## Task
Identify all lines in the data containing the string "ἄλλον". Copy them out.

## Recorded data

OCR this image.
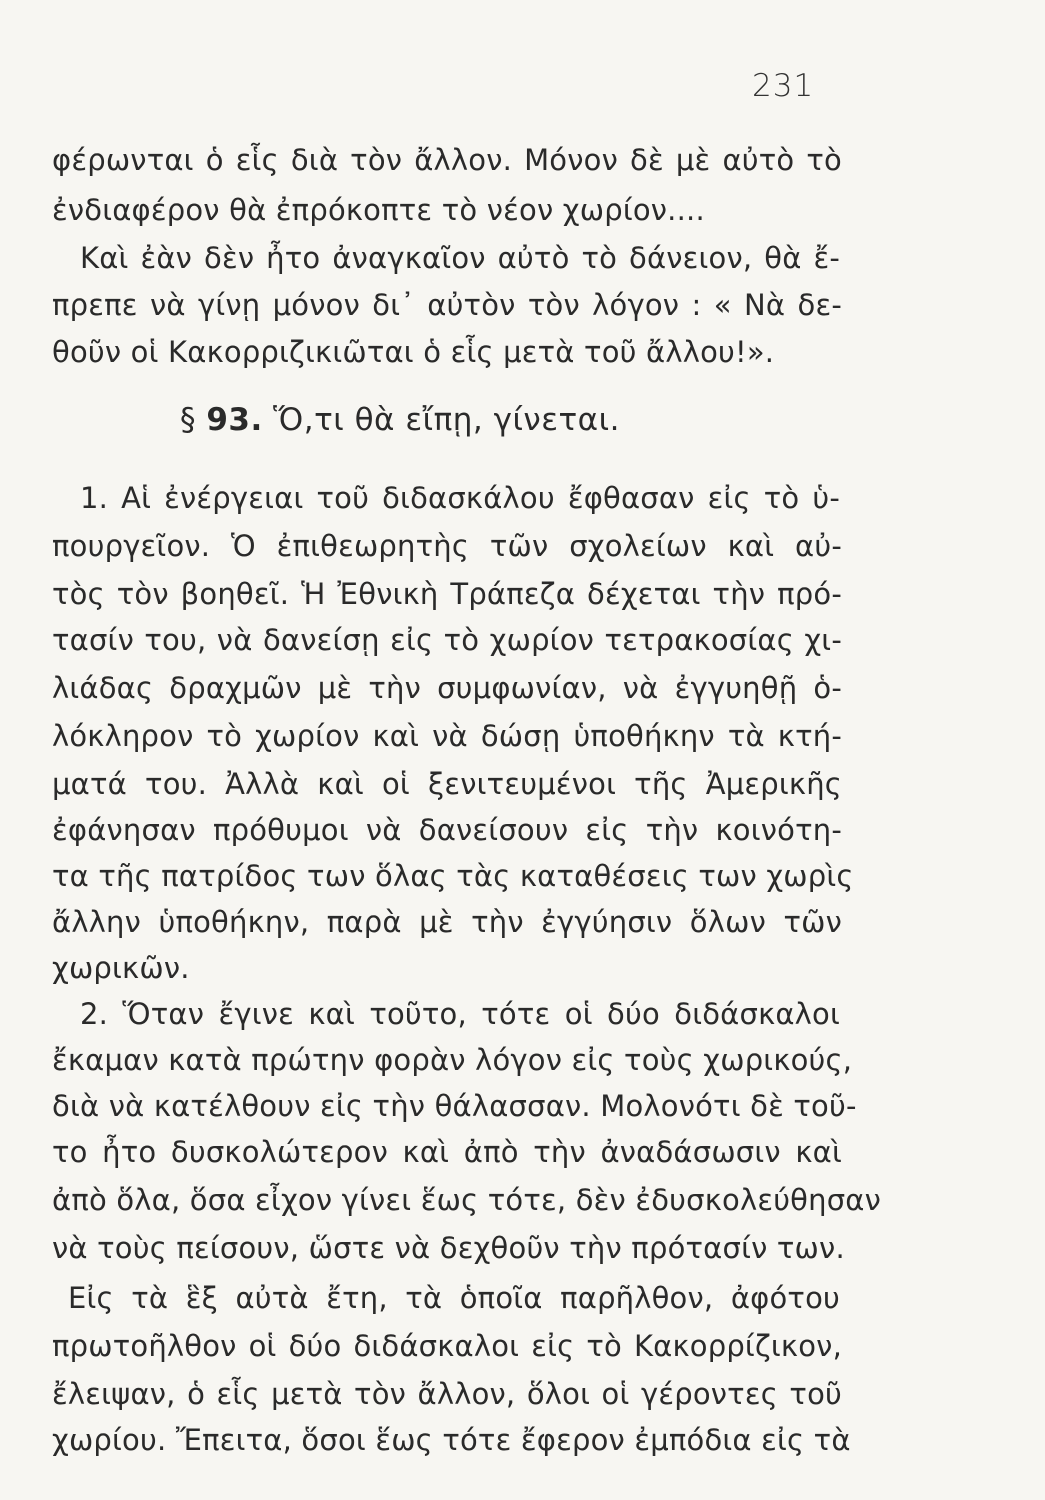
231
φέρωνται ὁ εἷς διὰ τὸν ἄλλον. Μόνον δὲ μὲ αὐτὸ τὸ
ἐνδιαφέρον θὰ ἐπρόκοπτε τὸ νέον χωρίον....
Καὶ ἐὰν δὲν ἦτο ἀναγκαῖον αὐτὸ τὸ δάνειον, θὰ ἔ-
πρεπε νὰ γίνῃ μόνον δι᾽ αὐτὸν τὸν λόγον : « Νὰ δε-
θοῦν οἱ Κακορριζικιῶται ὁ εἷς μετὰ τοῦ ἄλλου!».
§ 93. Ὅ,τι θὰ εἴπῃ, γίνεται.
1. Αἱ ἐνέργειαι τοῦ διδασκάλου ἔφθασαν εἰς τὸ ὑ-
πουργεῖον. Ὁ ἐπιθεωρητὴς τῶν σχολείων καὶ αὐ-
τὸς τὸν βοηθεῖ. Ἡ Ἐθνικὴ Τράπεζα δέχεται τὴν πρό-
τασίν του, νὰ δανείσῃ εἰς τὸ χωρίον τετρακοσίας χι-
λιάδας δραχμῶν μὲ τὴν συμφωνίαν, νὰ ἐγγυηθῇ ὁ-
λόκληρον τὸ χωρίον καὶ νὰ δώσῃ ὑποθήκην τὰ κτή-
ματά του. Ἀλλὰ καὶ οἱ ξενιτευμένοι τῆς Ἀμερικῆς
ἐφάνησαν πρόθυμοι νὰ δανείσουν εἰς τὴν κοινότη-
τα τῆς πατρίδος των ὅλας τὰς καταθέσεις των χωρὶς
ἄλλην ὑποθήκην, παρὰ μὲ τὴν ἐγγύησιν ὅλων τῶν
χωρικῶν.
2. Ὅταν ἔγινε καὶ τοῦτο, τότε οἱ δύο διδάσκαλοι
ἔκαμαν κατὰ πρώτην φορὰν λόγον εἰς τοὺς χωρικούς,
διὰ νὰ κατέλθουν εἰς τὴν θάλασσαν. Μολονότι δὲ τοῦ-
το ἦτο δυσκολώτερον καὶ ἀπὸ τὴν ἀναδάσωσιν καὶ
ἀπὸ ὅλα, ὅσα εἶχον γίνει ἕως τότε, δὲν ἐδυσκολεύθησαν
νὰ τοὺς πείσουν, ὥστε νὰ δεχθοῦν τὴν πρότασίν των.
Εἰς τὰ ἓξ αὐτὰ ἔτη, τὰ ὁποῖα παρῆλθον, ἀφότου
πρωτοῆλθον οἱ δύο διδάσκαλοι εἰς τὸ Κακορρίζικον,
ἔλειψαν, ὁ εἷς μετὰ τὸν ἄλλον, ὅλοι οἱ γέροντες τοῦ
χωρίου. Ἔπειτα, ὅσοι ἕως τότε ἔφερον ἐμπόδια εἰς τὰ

...

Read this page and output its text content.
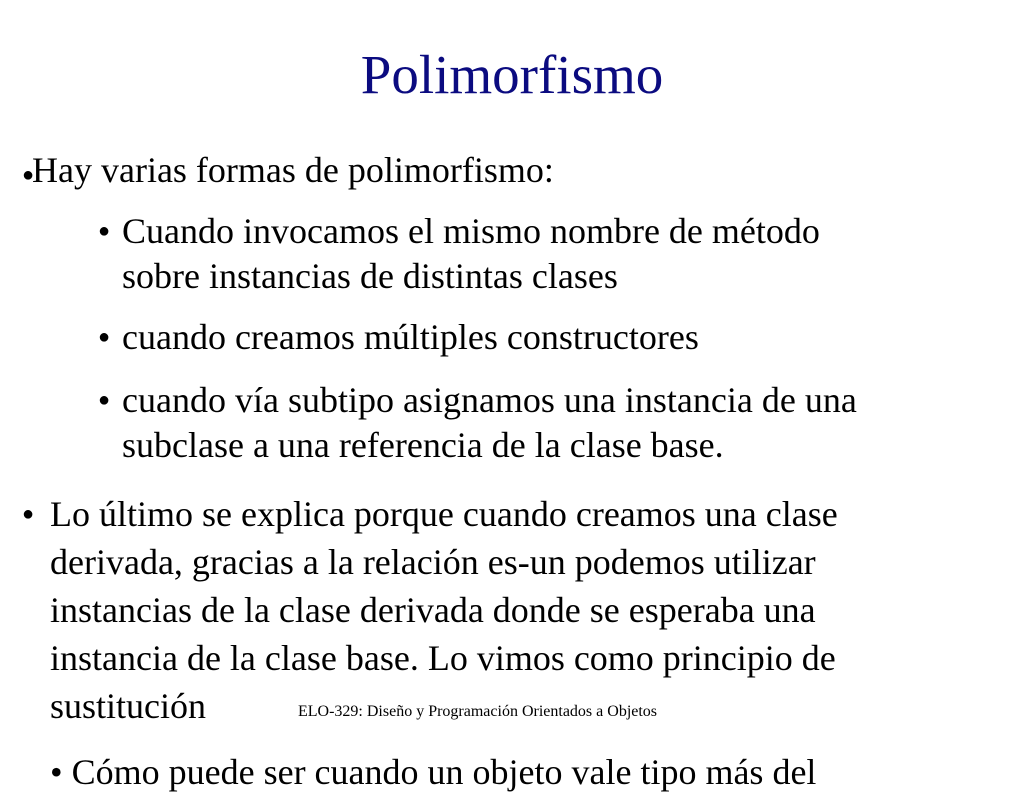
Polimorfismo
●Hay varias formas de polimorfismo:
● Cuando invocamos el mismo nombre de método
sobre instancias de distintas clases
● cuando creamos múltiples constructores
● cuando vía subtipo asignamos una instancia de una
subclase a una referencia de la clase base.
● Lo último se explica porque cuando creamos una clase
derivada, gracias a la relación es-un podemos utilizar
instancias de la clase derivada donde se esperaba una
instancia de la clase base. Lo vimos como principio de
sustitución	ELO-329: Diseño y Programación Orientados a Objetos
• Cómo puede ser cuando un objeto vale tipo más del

---

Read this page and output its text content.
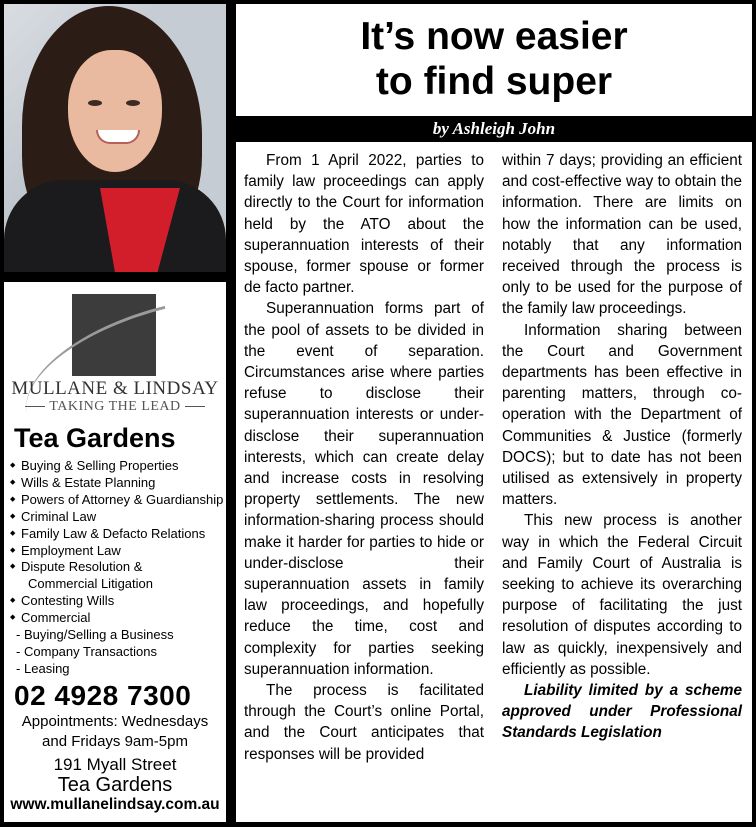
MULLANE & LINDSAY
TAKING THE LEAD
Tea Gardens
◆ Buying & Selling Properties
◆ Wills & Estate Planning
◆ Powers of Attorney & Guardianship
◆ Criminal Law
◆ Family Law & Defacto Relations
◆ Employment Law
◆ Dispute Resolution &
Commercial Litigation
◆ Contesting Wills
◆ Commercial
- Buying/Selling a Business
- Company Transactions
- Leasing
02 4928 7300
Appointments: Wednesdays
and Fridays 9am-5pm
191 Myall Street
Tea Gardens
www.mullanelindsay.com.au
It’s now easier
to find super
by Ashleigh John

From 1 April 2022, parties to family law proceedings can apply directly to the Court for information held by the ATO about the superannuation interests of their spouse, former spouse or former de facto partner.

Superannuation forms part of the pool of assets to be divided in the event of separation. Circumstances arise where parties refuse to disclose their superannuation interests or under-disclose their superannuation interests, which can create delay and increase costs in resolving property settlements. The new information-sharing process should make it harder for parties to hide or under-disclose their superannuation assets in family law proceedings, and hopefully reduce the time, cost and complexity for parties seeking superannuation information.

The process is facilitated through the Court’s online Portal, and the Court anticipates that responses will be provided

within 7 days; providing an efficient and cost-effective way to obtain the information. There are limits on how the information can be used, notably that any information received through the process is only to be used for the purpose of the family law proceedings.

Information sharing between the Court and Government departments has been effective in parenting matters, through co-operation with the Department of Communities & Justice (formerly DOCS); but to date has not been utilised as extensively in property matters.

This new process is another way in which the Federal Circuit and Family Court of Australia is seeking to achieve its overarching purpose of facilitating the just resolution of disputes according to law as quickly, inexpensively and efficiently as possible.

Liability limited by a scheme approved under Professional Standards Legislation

## Reply
φέρωνται ὁ εἷς διὰ τὸν ἄλλον. Μόνον δὲ μὲ αὐτὸ τὸ
ἔλειψαν, ὁ εἷς μετὰ τὸν ἄλλον, ὅλοι οἱ γέροντες τοῦ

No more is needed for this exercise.